- **DOCUMENT PASSAGE**:
────────

Giving false or misleading information in connection with a report or occupier’s notice that relates to a search warrant is an offence under section 63(1A) of the Law Enforcement (Powers and Responsibilities) Act 2002 which carries a maximum penalty of 2 years in prison.

To establish the offence, the prosecution must prove beyond reasonable doubt that:

  1. You gave information to an eligible issuing officer,
  2. Your information was in or in connection with a report or occupier’s notice relating to a search warrant,
  3. Your information was false or misleading in a material particular, and
  4. You knew the information was false or misleading in the material particular.

An ‘eligible issuing officer’ is:

  1. An eligible judge for a covert or criminal organisation search warrant, or
  2. An authorised officer for any other search warrant.

An ‘eligible judge’ is a Justice of the Supreme Court of New South Wales or another judge nominated by the Attorney General.

An ‘authorised officer’ is a registrar of the Local Court, magistrate of the Local or Children’s Court or employee of the Attorney General’s Department authorised by the Attorney General to act in that capacity.

Sections 74 and 75 of the Act set out the requirements that relate to reports to eligible issuing officers regarding the execution of search warrants.

Section 74 requires a person to whom a search warrant other than a covert search warrant is granted to furnish a written report to the granting eligible officer within 10 days after the execution or expiry of the warrant, whichever occurs first:

  1. Stating whether or not the warrant was executed, 
  2. If it was executed, briefly setting out the result of the execution, including a brief description of anything seized,
  3. If it was not executed, briefly setting out the reasons why,
  4. Stating whether or not an occupier’s notice was served, giving a brief description of any digital evidence access order executed, and containing a copy of any telephone warrant obtained, 
  5. Containing the occupier’s notice if the document was not provided to the occupier, and
  6. Containing any other particulars that may be prescribed by the regulations.

Section 75 requires a person to whom a covert search warrant is granted to furnish a written report to the granting eligible officer within 10 days after the execution or expiry of the warrant, whichever occurs first:

  1. Stating the address or other description of the subject premises,
  2. Stating whether or not the warrant was executed, and
  3. If it was executed:
  1. Stating the date on which this occurred,
  2. Stating the name or code-name of the person in charge when it was executed,
  3. Stating the name or code-name of any person who executed it as well as the nature of the person’s involvement,
  4. Stating the powers that were exercised, and
  5. Briefly setting out the result of the operation, including a brief description of anything seized, substituted or examined, and any data accessed.

────────

- **DATA TO USE**:
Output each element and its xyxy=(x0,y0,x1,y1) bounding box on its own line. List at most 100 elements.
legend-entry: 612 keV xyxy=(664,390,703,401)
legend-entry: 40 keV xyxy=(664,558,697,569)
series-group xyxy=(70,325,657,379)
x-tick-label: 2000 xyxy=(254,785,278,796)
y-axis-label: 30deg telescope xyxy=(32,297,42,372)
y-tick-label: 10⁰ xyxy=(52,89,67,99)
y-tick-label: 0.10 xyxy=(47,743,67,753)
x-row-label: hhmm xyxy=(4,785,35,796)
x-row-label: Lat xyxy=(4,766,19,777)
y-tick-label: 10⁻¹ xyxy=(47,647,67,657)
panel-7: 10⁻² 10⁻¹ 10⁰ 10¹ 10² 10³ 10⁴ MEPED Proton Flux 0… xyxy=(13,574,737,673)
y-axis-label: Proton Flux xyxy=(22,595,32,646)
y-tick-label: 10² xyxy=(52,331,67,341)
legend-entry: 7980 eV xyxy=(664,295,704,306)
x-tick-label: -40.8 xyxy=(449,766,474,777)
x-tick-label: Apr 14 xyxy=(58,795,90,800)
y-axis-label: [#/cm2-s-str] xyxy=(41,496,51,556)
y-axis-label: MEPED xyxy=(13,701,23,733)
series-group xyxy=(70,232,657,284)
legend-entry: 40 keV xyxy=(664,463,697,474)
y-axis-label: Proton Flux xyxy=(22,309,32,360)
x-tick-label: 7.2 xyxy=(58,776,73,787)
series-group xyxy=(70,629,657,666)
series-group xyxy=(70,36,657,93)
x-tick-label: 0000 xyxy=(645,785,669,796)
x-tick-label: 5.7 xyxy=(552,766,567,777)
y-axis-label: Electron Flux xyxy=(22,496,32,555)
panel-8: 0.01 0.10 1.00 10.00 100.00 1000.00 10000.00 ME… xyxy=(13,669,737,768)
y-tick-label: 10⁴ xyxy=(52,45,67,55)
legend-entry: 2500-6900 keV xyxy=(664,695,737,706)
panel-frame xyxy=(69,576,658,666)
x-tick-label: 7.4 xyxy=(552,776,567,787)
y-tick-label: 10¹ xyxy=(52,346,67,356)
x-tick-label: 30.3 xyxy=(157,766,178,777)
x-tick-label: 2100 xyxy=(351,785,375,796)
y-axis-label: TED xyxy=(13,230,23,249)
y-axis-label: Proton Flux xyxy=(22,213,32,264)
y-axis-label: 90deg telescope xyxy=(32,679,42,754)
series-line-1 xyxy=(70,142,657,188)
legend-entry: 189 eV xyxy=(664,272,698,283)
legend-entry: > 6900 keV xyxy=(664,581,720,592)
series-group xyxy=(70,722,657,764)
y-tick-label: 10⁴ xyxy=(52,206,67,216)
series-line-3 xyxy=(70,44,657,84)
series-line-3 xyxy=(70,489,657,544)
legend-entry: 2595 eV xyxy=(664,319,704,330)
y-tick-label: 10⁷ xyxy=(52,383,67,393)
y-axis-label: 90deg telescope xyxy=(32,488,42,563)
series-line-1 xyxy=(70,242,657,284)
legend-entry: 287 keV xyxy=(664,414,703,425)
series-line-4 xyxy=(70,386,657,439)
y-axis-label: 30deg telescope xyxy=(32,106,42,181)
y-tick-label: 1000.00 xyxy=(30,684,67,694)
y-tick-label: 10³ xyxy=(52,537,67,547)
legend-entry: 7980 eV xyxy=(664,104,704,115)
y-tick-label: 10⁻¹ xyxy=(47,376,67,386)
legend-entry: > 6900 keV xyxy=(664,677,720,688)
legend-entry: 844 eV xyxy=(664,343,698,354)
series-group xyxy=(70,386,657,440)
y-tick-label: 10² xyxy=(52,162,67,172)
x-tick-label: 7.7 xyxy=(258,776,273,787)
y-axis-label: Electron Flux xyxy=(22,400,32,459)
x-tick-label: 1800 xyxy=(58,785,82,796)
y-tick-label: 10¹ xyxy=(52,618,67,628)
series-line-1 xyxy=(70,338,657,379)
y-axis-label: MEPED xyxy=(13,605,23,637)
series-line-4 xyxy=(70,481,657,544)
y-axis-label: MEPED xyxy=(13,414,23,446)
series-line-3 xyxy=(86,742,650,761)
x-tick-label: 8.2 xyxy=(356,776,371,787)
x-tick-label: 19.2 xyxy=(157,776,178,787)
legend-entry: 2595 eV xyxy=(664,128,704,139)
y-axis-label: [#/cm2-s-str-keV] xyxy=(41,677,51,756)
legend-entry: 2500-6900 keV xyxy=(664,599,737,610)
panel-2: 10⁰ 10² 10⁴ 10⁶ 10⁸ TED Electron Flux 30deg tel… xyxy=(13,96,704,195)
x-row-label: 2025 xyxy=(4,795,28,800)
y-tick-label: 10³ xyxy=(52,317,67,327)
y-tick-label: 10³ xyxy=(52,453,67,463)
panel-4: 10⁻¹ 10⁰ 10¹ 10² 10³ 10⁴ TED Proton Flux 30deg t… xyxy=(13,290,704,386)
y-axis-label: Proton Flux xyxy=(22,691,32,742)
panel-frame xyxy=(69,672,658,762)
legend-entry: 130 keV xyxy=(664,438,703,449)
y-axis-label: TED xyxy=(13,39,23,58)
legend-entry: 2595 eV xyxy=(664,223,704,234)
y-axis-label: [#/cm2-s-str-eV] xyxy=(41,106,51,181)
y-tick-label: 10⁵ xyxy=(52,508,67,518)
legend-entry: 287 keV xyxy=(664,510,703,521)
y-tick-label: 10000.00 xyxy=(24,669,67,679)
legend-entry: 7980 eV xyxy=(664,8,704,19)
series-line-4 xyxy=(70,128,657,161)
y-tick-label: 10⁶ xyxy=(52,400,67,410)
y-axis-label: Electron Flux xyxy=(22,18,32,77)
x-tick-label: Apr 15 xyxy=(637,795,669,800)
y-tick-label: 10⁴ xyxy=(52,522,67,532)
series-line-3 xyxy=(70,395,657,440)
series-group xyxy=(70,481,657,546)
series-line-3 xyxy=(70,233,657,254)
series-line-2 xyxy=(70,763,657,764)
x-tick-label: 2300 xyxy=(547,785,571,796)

────────

- **THINGS TO DO**:
(1) Write out the part of the search warrant offence passage starting with "To establish the" and going on through "the Attorney General.".
(2) Rewrite the records, starting with their first line and going on through the line with "legend-entry: 7980 eV xyxy=(664,295,704,306)", as a JSON list of strings, one string per line, leaving out blank lines. Give only those lines.

- **TASK-BY-TASK RESULTS**:
(1)
To establish the offence, the prosecution must prove beyond reasonable doubt that:

  1. You gave information to an eligible issuing officer,
  2. Your information was in or in connection with a report or occupier’s notice relating to a search warrant,
  3. Your information was false or misleading in a material particular, and
  4. You knew the information was false or misleading in the material particular.

An ‘eligible issuing officer’ is:

  1. An eligible judge for a covert or criminal organisation search warrant, or
  2. An authorised officer for any other search warrant.

An ‘eligible judge’ is a Justice of the Supreme Court of New South Wales or another judge nominated by the Attorney General.

(2)
[
  "Output each element and its xyxy=(x0,y0,x1,y1) bounding box on its own line. List at most 100 elements.",
  "legend-entry: 612 keV xyxy=(664,390,703,401)",
  "legend-entry: 40 keV xyxy=(664,558,697,569)",
  "series-group xyxy=(70,325,657,379)",
  "x-tick-label: 2000 xyxy=(254,785,278,796)",
  "y-axis-label: 30deg telescope xyxy=(32,297,42,372)",
  "y-tick-label: 10⁰ xyxy=(52,89,67,99)",
  "y-tick-label: 0.10 xyxy=(47,743,67,753)",
  "x-row-label: hhmm xyxy=(4,785,35,796)",
  "x-row-label: Lat xyxy=(4,766,19,777)",
  "y-tick-label: 10⁻¹ xyxy=(47,647,67,657)",
  "panel-7: 10⁻² 10⁻¹ 10⁰ 10¹ 10² 10³ 10⁴ MEPED Proton Flux 0… xyxy=(13,574,737,673)",
  "y-axis-label: Proton Flux xyxy=(22,595,32,646)",
  "y-tick-label: 10² xyxy=(52,331,67,341)",
  "legend-entry: 7980 eV xyxy=(664,295,704,306)"
]